• _SUPPLIED MATERIAL_:
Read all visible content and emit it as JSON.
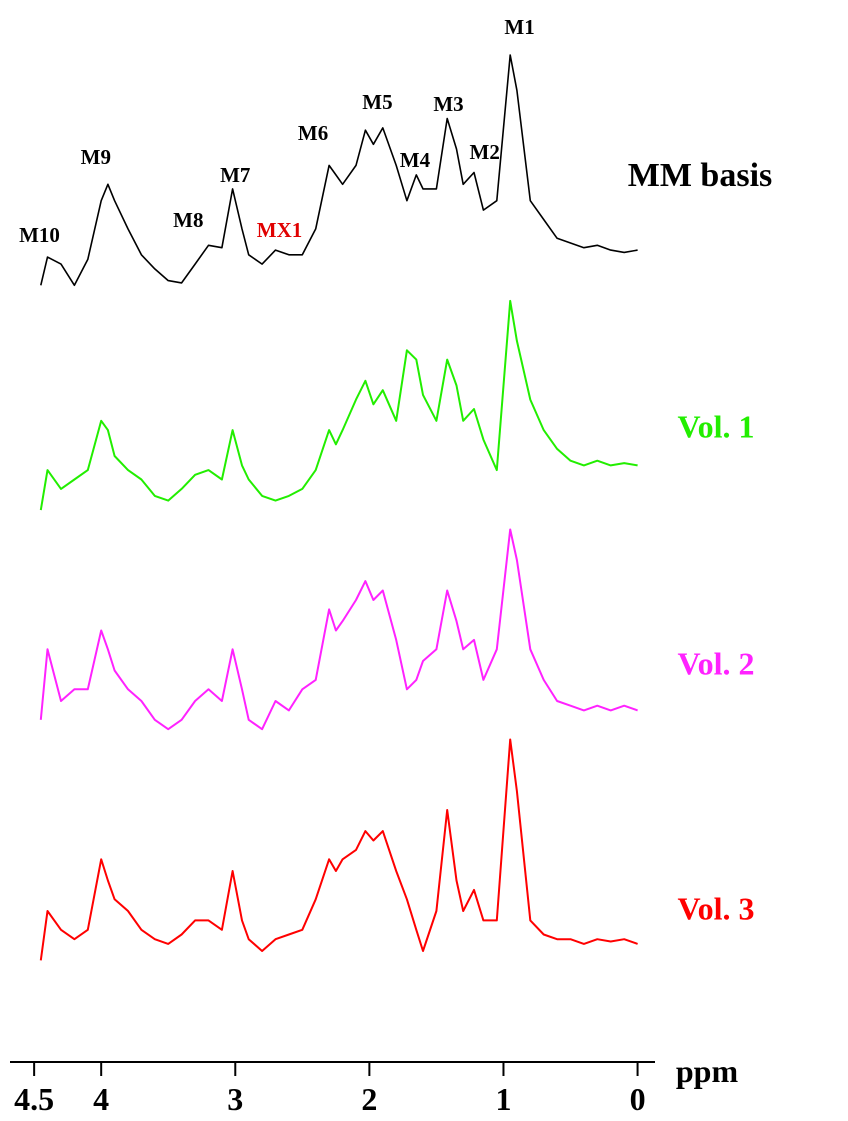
{
  "chart_data": {
    "type": "line",
    "x_label": "ppm",
    "xlim": [
      4.68,
      -0.13
    ],
    "xticks": [
      4.5,
      4,
      3,
      2,
      1,
      0
    ],
    "ylim": [
      0,
      100
    ],
    "x": [
      4.45,
      4.4,
      4.3,
      4.2,
      4.1,
      4.0,
      3.95,
      3.9,
      3.8,
      3.7,
      3.6,
      3.5,
      3.4,
      3.3,
      3.2,
      3.1,
      3.02,
      2.95,
      2.9,
      2.8,
      2.7,
      2.6,
      2.5,
      2.4,
      2.3,
      2.25,
      2.2,
      2.1,
      2.03,
      1.97,
      1.9,
      1.8,
      1.72,
      1.65,
      1.6,
      1.5,
      1.42,
      1.35,
      1.3,
      1.22,
      1.15,
      1.05,
      0.95,
      0.9,
      0.8,
      0.7,
      0.6,
      0.5,
      0.4,
      0.3,
      0.2,
      0.1,
      0.0
    ],
    "series": [
      {
        "name": "MM basis",
        "color": "#000000",
        "values": [
          2,
          14,
          11,
          2,
          13,
          38,
          45,
          38,
          26,
          15,
          9,
          4,
          3,
          11,
          19,
          18,
          43,
          26,
          15,
          11,
          17,
          15,
          15,
          26,
          53,
          49,
          45,
          53,
          68,
          62,
          69,
          53,
          38,
          49,
          43,
          43,
          73,
          60,
          45,
          50,
          34,
          38,
          100,
          85,
          38,
          30,
          22,
          20,
          18,
          19,
          17,
          16,
          17
        ]
      },
      {
        "name": "Vol. 1",
        "color": "#22ee00",
        "values": [
          17,
          34,
          26,
          30,
          34,
          55,
          51,
          40,
          34,
          30,
          23,
          21,
          26,
          32,
          34,
          30,
          51,
          36,
          30,
          23,
          21,
          23,
          26,
          34,
          51,
          45,
          51,
          64,
          72,
          62,
          68,
          55,
          85,
          81,
          66,
          55,
          81,
          70,
          55,
          60,
          47,
          34,
          106,
          89,
          64,
          51,
          43,
          38,
          36,
          38,
          36,
          37,
          36
        ]
      },
      {
        "name": "Vol. 2",
        "color": "#ff22ff",
        "values": [
          32,
          62,
          40,
          45,
          45,
          70,
          62,
          53,
          45,
          40,
          32,
          28,
          32,
          40,
          45,
          40,
          62,
          45,
          32,
          28,
          40,
          36,
          45,
          49,
          79,
          70,
          74,
          83,
          91,
          83,
          87,
          66,
          45,
          49,
          57,
          62,
          87,
          74,
          62,
          66,
          49,
          62,
          113,
          100,
          62,
          49,
          40,
          38,
          36,
          38,
          36,
          38,
          36
        ]
      },
      {
        "name": "Vol. 3",
        "color": "#ff0000",
        "values": [
          19,
          40,
          32,
          28,
          32,
          62,
          53,
          45,
          40,
          32,
          28,
          26,
          30,
          36,
          36,
          32,
          57,
          36,
          28,
          23,
          28,
          30,
          32,
          45,
          62,
          57,
          62,
          66,
          74,
          70,
          74,
          57,
          45,
          32,
          23,
          40,
          83,
          53,
          40,
          49,
          36,
          36,
          113,
          91,
          36,
          30,
          28,
          28,
          26,
          28,
          27,
          28,
          26
        ]
      }
    ],
    "annotations": [
      {
        "text": "M10",
        "x": 4.46,
        "color": "#000000"
      },
      {
        "text": "M9",
        "x": 4.04,
        "color": "#000000"
      },
      {
        "text": "M8",
        "x": 3.35,
        "color": "#000000"
      },
      {
        "text": "M7",
        "x": 3.0,
        "color": "#000000"
      },
      {
        "text": "MX1",
        "x": 2.67,
        "color": "#e00000"
      },
      {
        "text": "M6",
        "x": 2.42,
        "color": "#000000"
      },
      {
        "text": "M5",
        "x": 1.94,
        "color": "#000000"
      },
      {
        "text": "M4",
        "x": 1.66,
        "color": "#000000"
      },
      {
        "text": "M3",
        "x": 1.41,
        "color": "#000000"
      },
      {
        "text": "M2",
        "x": 1.14,
        "color": "#000000"
      },
      {
        "text": "M1",
        "x": 0.88,
        "color": "#000000"
      }
    ]
  }
}
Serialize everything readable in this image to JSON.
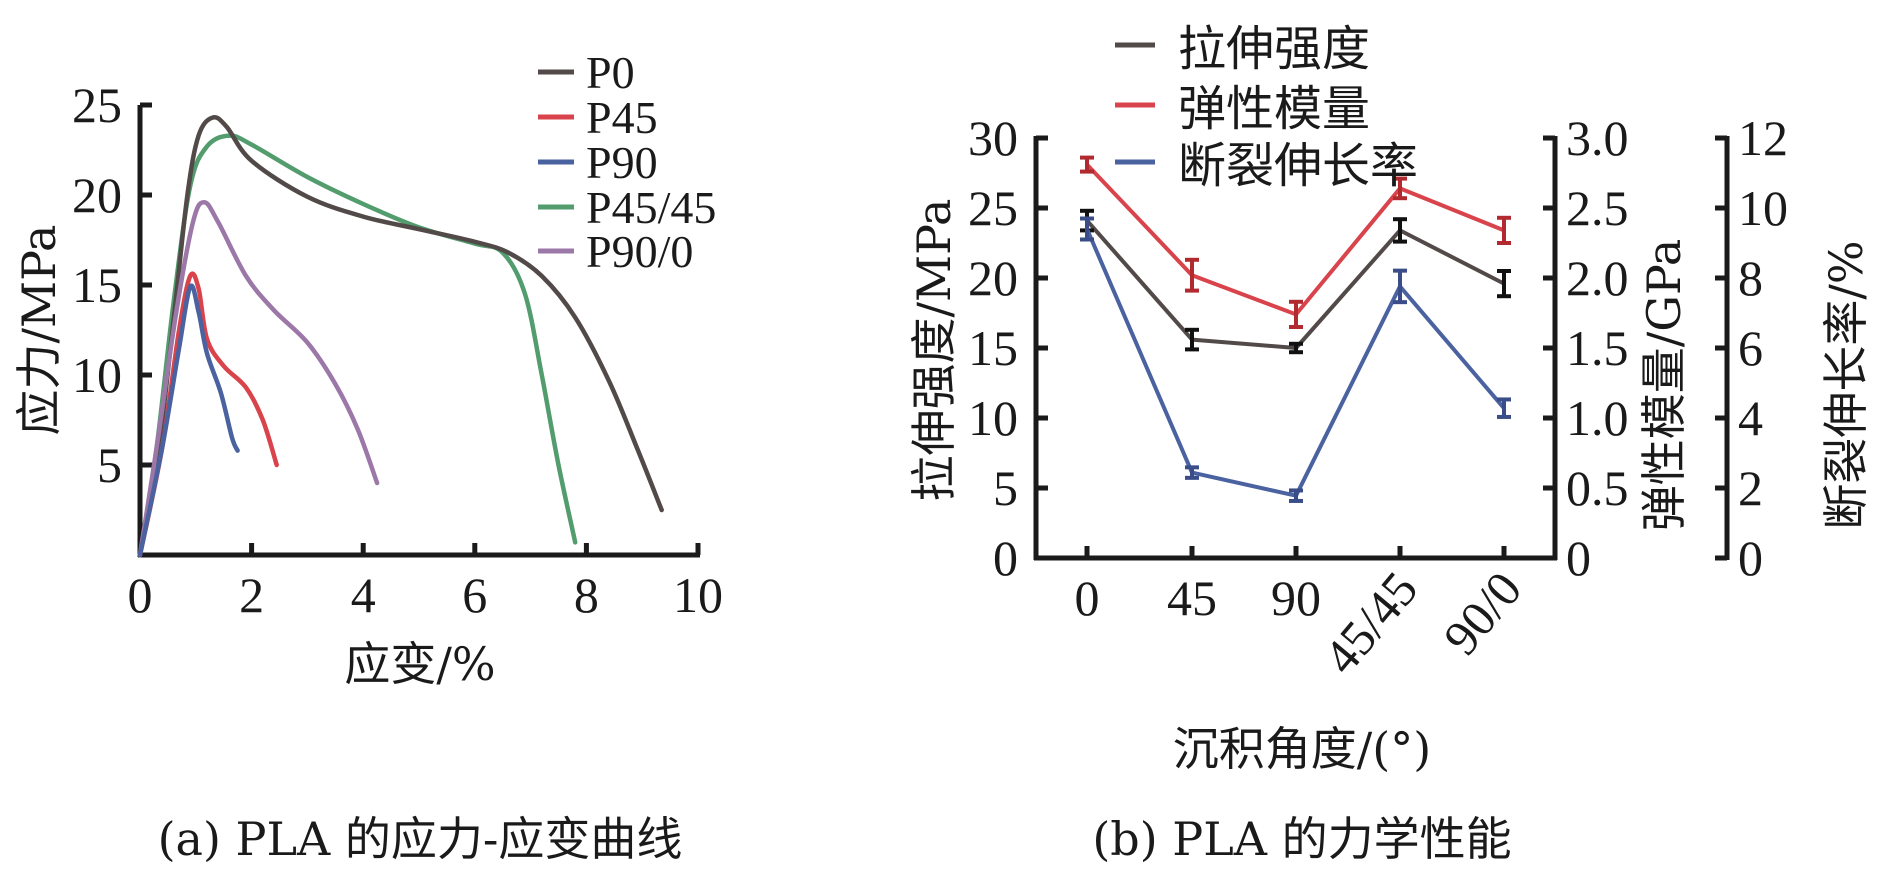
{
  "chart_data": [
    {
      "id": "a",
      "type": "line",
      "caption": "(a) PLA 的应力-应变曲线",
      "xlabel": "应变/%",
      "ylabel": "应力/MPa",
      "xlim": [
        0,
        10
      ],
      "ylim": [
        0,
        25
      ],
      "xticks": [
        0,
        2,
        4,
        6,
        8,
        10
      ],
      "yticks": [
        5,
        10,
        15,
        20,
        25
      ],
      "xtick_labels": [
        "0",
        "2",
        "4",
        "6",
        "8",
        "10"
      ],
      "ytick_labels": [
        "5",
        "10",
        "15",
        "20",
        "25"
      ],
      "grid": false,
      "legend_position": "top-right",
      "series": [
        {
          "name": "P0",
          "color": "#524a48",
          "points": [
            [
              0,
              0
            ],
            [
              0.3,
              5
            ],
            [
              0.6,
              13
            ],
            [
              0.85,
              20
            ],
            [
              1.05,
              23.3
            ],
            [
              1.3,
              24.3
            ],
            [
              1.55,
              23.8
            ],
            [
              2,
              21.9
            ],
            [
              3,
              19.9
            ],
            [
              4,
              18.8
            ],
            [
              5,
              18.1
            ],
            [
              6,
              17.4
            ],
            [
              6.6,
              16.8
            ],
            [
              7.2,
              15.5
            ],
            [
              7.8,
              13.2
            ],
            [
              8.4,
              9.7
            ],
            [
              8.9,
              6
            ],
            [
              9.35,
              2.5
            ]
          ]
        },
        {
          "name": "P45",
          "color": "#d9434b",
          "points": [
            [
              0,
              0
            ],
            [
              0.4,
              6
            ],
            [
              0.7,
              12.5
            ],
            [
              0.9,
              15.5
            ],
            [
              1.05,
              14.8
            ],
            [
              1.2,
              12
            ],
            [
              1.5,
              10.5
            ],
            [
              1.9,
              9.3
            ],
            [
              2.2,
              7.5
            ],
            [
              2.45,
              5
            ]
          ]
        },
        {
          "name": "P90",
          "color": "#4a62a0",
          "points": [
            [
              0,
              0
            ],
            [
              0.4,
              6
            ],
            [
              0.7,
              11.5
            ],
            [
              0.9,
              14.9
            ],
            [
              1.05,
              13.5
            ],
            [
              1.2,
              11.2
            ],
            [
              1.45,
              9
            ],
            [
              1.65,
              6.5
            ],
            [
              1.75,
              5.8
            ]
          ]
        },
        {
          "name": "P45/45",
          "color": "#529c6e",
          "points": [
            [
              0,
              0
            ],
            [
              0.3,
              6
            ],
            [
              0.6,
              14
            ],
            [
              0.9,
              20.5
            ],
            [
              1.2,
              22.7
            ],
            [
              1.6,
              23.3
            ],
            [
              2,
              22.8
            ],
            [
              3,
              21
            ],
            [
              4,
              19.5
            ],
            [
              5,
              18.2
            ],
            [
              6,
              17.3
            ],
            [
              6.5,
              16.8
            ],
            [
              6.9,
              14.5
            ],
            [
              7.2,
              10
            ],
            [
              7.5,
              5
            ],
            [
              7.8,
              0.7
            ]
          ]
        },
        {
          "name": "P90/0",
          "color": "#9b78a8",
          "points": [
            [
              0,
              0
            ],
            [
              0.3,
              6
            ],
            [
              0.65,
              13.5
            ],
            [
              0.95,
              18.5
            ],
            [
              1.15,
              19.6
            ],
            [
              1.4,
              18.5
            ],
            [
              1.9,
              15.5
            ],
            [
              2.4,
              13.6
            ],
            [
              3,
              11.8
            ],
            [
              3.5,
              9.5
            ],
            [
              3.9,
              7
            ],
            [
              4.25,
              4
            ]
          ]
        }
      ]
    },
    {
      "id": "b",
      "type": "line",
      "caption": "(b) PLA 的力学性能",
      "xlabel": "沉积角度/(°)",
      "categories": [
        "0",
        "45",
        "90",
        "45/45",
        "90/0"
      ],
      "grid": false,
      "legend_position": "top",
      "axes": [
        {
          "label": "拉伸强度/MPa",
          "side": "left",
          "ylim": [
            0,
            30
          ],
          "ticks": [
            "0",
            "5",
            "10",
            "15",
            "20",
            "25",
            "30"
          ],
          "tick_values": [
            0,
            5,
            10,
            15,
            20,
            25,
            30
          ]
        },
        {
          "label": "弹性模量/GPa",
          "side": "right",
          "ylim": [
            0,
            3.0
          ],
          "ticks": [
            "0",
            "0.5",
            "1.0",
            "1.5",
            "2.0",
            "2.5",
            "3.0"
          ],
          "tick_values": [
            0,
            0.5,
            1.0,
            1.5,
            2.0,
            2.5,
            3.0
          ]
        },
        {
          "label": "断裂伸长率/%",
          "side": "right-outer",
          "ylim": [
            0,
            12
          ],
          "ticks": [
            "0",
            "2",
            "4",
            "6",
            "8",
            "10",
            "12"
          ],
          "tick_values": [
            0,
            2,
            4,
            6,
            8,
            10,
            12
          ]
        }
      ],
      "series": [
        {
          "name": "拉伸强度",
          "axis": 0,
          "color": "#514a48",
          "err_color": "#111111",
          "values": [
            24.1,
            15.6,
            15.0,
            23.4,
            19.6
          ],
          "errors": [
            0.7,
            0.7,
            0.3,
            0.8,
            0.9
          ]
        },
        {
          "name": "弹性模量",
          "axis": 1,
          "color": "#d9434b",
          "err_color": "#b02a30",
          "values": [
            2.81,
            2.02,
            1.74,
            2.64,
            2.34
          ],
          "errors": [
            0.05,
            0.11,
            0.09,
            0.07,
            0.09
          ]
        },
        {
          "name": "断裂伸长率",
          "axis": 2,
          "color": "#4a62a0",
          "err_color": "#3a4d88",
          "values": [
            9.4,
            2.44,
            1.78,
            7.76,
            4.28
          ],
          "errors": [
            0.3,
            0.15,
            0.15,
            0.45,
            0.25
          ]
        }
      ]
    }
  ]
}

• _THE REQUEST_: Find the lines containing "side" and pull them out.

• _THE SOLUTION_:
          "side": "left",
          "side": "right",
          "side": "right-outer",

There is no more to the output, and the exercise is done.